> _Dataset records_
======

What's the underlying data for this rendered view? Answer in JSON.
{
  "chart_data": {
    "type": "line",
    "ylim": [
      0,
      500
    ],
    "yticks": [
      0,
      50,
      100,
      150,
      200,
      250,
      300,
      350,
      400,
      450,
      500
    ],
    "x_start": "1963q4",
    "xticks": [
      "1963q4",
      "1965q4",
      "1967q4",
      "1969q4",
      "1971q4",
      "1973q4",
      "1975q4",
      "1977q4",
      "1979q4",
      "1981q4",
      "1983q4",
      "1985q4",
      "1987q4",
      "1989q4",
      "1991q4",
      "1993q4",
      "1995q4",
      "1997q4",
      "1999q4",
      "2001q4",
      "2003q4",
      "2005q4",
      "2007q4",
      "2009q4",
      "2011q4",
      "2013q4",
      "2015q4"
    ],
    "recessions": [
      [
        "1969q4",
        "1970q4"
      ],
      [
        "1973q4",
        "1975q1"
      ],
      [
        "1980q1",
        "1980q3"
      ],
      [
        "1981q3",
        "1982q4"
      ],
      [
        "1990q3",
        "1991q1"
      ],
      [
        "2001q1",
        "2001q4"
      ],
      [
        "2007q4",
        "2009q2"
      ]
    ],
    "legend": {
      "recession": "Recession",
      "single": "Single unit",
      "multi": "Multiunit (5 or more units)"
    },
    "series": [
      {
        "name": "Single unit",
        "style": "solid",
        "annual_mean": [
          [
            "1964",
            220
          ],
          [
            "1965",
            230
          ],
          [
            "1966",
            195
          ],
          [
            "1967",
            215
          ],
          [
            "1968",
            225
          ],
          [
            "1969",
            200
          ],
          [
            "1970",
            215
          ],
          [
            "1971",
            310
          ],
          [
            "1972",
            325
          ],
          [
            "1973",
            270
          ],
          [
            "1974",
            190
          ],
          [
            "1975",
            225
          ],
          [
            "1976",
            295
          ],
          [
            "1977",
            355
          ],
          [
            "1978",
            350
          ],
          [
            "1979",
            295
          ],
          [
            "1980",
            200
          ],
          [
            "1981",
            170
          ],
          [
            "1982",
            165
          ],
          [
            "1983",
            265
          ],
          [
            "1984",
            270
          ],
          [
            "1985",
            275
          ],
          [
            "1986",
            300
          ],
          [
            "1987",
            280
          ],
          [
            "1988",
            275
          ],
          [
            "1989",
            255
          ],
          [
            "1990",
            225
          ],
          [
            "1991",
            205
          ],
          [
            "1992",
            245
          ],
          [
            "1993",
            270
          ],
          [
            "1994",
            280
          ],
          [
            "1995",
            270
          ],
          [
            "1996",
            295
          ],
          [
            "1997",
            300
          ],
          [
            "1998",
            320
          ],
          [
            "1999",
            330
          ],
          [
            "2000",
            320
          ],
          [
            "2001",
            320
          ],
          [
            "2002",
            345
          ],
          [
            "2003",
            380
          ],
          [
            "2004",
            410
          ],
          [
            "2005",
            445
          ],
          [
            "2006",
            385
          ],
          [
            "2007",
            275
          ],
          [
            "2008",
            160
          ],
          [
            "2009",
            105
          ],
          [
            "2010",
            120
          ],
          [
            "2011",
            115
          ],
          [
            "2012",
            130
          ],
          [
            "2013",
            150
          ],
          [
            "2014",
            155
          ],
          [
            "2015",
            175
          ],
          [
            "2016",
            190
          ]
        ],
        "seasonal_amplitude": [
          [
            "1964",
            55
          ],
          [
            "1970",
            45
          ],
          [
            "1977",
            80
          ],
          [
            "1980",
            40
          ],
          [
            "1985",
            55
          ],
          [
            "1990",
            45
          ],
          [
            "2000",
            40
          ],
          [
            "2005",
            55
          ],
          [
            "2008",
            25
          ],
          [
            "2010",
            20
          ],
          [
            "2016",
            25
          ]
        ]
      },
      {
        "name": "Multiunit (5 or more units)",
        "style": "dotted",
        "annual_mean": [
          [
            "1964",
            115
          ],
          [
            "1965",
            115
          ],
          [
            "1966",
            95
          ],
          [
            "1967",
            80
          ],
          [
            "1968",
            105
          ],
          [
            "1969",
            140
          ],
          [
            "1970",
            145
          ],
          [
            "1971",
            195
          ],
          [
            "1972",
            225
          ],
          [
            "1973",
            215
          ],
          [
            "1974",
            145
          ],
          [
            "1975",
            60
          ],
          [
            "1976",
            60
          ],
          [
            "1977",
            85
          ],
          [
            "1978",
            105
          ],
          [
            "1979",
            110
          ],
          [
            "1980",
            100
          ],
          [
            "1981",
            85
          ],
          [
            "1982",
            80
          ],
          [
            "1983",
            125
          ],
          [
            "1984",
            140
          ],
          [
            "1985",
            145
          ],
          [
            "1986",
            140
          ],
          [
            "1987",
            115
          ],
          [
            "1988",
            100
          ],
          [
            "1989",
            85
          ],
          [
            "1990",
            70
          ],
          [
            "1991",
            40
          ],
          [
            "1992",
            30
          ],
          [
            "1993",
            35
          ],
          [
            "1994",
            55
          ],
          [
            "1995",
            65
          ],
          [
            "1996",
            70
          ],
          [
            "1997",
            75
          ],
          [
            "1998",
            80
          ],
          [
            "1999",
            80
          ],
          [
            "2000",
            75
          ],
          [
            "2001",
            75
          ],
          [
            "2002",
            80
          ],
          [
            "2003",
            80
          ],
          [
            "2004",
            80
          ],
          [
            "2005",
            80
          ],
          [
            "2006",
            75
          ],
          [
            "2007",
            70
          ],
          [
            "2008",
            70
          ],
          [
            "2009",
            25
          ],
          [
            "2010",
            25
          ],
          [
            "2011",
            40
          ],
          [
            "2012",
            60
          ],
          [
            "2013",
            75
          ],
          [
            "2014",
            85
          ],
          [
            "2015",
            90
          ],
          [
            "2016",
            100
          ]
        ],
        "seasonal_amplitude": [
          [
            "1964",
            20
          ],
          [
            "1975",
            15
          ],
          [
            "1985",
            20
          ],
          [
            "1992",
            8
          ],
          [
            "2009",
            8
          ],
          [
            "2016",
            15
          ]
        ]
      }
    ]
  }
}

======

> _Exercise aim_
Repeat the material above in full, exactly as it stands.

> _Problem solution_
What's the underlying data for this rendered view? Answer in JSON.
{
  "chart_data": {
    "type": "line",
    "ylim": [
      0,
      500
    ],
    "yticks": [
      0,
      50,
      100,
      150,
      200,
      250,
      300,
      350,
      400,
      450,
      500
    ],
    "x_start": "1963q4",
    "xticks": [
      "1963q4",
      "1965q4",
      "1967q4",
      "1969q4",
      "1971q4",
      "1973q4",
      "1975q4",
      "1977q4",
      "1979q4",
      "1981q4",
      "1983q4",
      "1985q4",
      "1987q4",
      "1989q4",
      "1991q4",
      "1993q4",
      "1995q4",
      "1997q4",
      "1999q4",
      "2001q4",
      "2003q4",
      "2005q4",
      "2007q4",
      "2009q4",
      "2011q4",
      "2013q4",
      "2015q4"
    ],
    "recessions": [
      [
        "1969q4",
        "1970q4"
      ],
      [
        "1973q4",
        "1975q1"
      ],
      [
        "1980q1",
        "1980q3"
      ],
      [
        "1981q3",
        "1982q4"
      ],
      [
        "1990q3",
        "1991q1"
      ],
      [
        "2001q1",
        "2001q4"
      ],
      [
        "2007q4",
        "2009q2"
      ]
    ],
    "legend": {
      "recession": "Recession",
      "single": "Single unit",
      "multi": "Multiunit (5 or more units)"
    },
    "series": [
      {
        "name": "Single unit",
        "style": "solid",
        "annual_mean": [
          [
            "1964",
            220
          ],
          [
            "1965",
            230
          ],
          [
            "1966",
            195
          ],
          [
            "1967",
            215
          ],
          [
            "1968",
            225
          ],
          [
            "1969",
            200
          ],
          [
            "1970",
            215
          ],
          [
            "1971",
            310
          ],
          [
            "1972",
            325
          ],
          [
            "1973",
            270
          ],
          [
            "1974",
            190
          ],
          [
            "1975",
            225
          ],
          [
            "1976",
            295
          ],
          [
            "1977",
            355
          ],
          [
            "1978",
            350
          ],
          [
            "1979",
            295
          ],
          [
            "1980",
            200
          ],
          [
            "1981",
            170
          ],
          [
            "1982",
            165
          ],
          [
            "1983",
            265
          ],
          [
            "1984",
            270
          ],
          [
            "1985",
            275
          ],
          [
            "1986",
            300
          ],
          [
            "1987",
            280
          ],
          [
            "1988",
            275
          ],
          [
            "1989",
            255
          ],
          [
            "1990",
            225
          ],
          [
            "1991",
            205
          ],
          [
            "1992",
            245
          ],
          [
            "1993",
            270
          ],
          [
            "1994",
            280
          ],
          [
            "1995",
            270
          ],
          [
            "1996",
            295
          ],
          [
            "1997",
            300
          ],
          [
            "1998",
            320
          ],
          [
            "1999",
            330
          ],
          [
            "2000",
            320
          ],
          [
            "2001",
            320
          ],
          [
            "2002",
            345
          ],
          [
            "2003",
            380
          ],
          [
            "2004",
            410
          ],
          [
            "2005",
            445
          ],
          [
            "2006",
            385
          ],
          [
            "2007",
            275
          ],
          [
            "2008",
            160
          ],
          [
            "2009",
            105
          ],
          [
            "2010",
            120
          ],
          [
            "2011",
            115
          ],
          [
            "2012",
            130
          ],
          [
            "2013",
            150
          ],
          [
            "2014",
            155
          ],
          [
            "2015",
            175
          ],
          [
            "2016",
            190
          ]
        ],
        "seasonal_amplitude": [
          [
            "1964",
            55
          ],
          [
            "1970",
            45
          ],
          [
            "1977",
            80
          ],
          [
            "1980",
            40
          ],
          [
            "1985",
            55
          ],
          [
            "1990",
            45
          ],
          [
            "2000",
            40
          ],
          [
            "2005",
            55
          ],
          [
            "2008",
            25
          ],
          [
            "2010",
            20
          ],
          [
            "2016",
            25
          ]
        ]
      },
      {
        "name": "Multiunit (5 or more units)",
        "style": "dotted",
        "annual_mean": [
          [
            "1964",
            115
          ],
          [
            "1965",
            115
          ],
          [
            "1966",
            95
          ],
          [
            "1967",
            80
          ],
          [
            "1968",
            105
          ],
          [
            "1969",
            140
          ],
          [
            "1970",
            145
          ],
          [
            "1971",
            195
          ],
          [
            "1972",
            225
          ],
          [
            "1973",
            215
          ],
          [
            "1974",
            145
          ],
          [
            "1975",
            60
          ],
          [
            "1976",
            60
          ],
          [
            "1977",
            85
          ],
          [
            "1978",
            105
          ],
          [
            "1979",
            110
          ],
          [
            "1980",
            100
          ],
          [
            "1981",
            85
          ],
          [
            "1982",
            80
          ],
          [
            "1983",
            125
          ],
          [
            "1984",
            140
          ],
          [
            "1985",
            145
          ],
          [
            "1986",
            140
          ],
          [
            "1987",
            115
          ],
          [
            "1988",
            100
          ],
          [
            "1989",
            85
          ],
          [
            "1990",
            70
          ],
          [
            "1991",
            40
          ],
          [
            "1992",
            30
          ],
          [
            "1993",
            35
          ],
          [
            "1994",
            55
          ],
          [
            "1995",
            65
          ],
          [
            "1996",
            70
          ],
          [
            "1997",
            75
          ],
          [
            "1998",
            80
          ],
          [
            "1999",
            80
          ],
          [
            "2000",
            75
          ],
          [
            "2001",
            75
          ],
          [
            "2002",
            80
          ],
          [
            "2003",
            80
          ],
          [
            "2004",
            80
          ],
          [
            "2005",
            80
          ],
          [
            "2006",
            75
          ],
          [
            "2007",
            70
          ],
          [
            "2008",
            70
          ],
          [
            "2009",
            25
          ],
          [
            "2010",
            25
          ],
          [
            "2011",
            40
          ],
          [
            "2012",
            60
          ],
          [
            "2013",
            75
          ],
          [
            "2014",
            85
          ],
          [
            "2015",
            90
          ],
          [
            "2016",
            100
          ]
        ],
        "seasonal_amplitude": [
          [
            "1964",
            20
          ],
          [
            "1975",
            15
          ],
          [
            "1985",
            20
          ],
          [
            "1992",
            8
          ],
          [
            "2009",
            8
          ],
          [
            "2016",
            15
          ]
        ]
      }
    ]
  }
}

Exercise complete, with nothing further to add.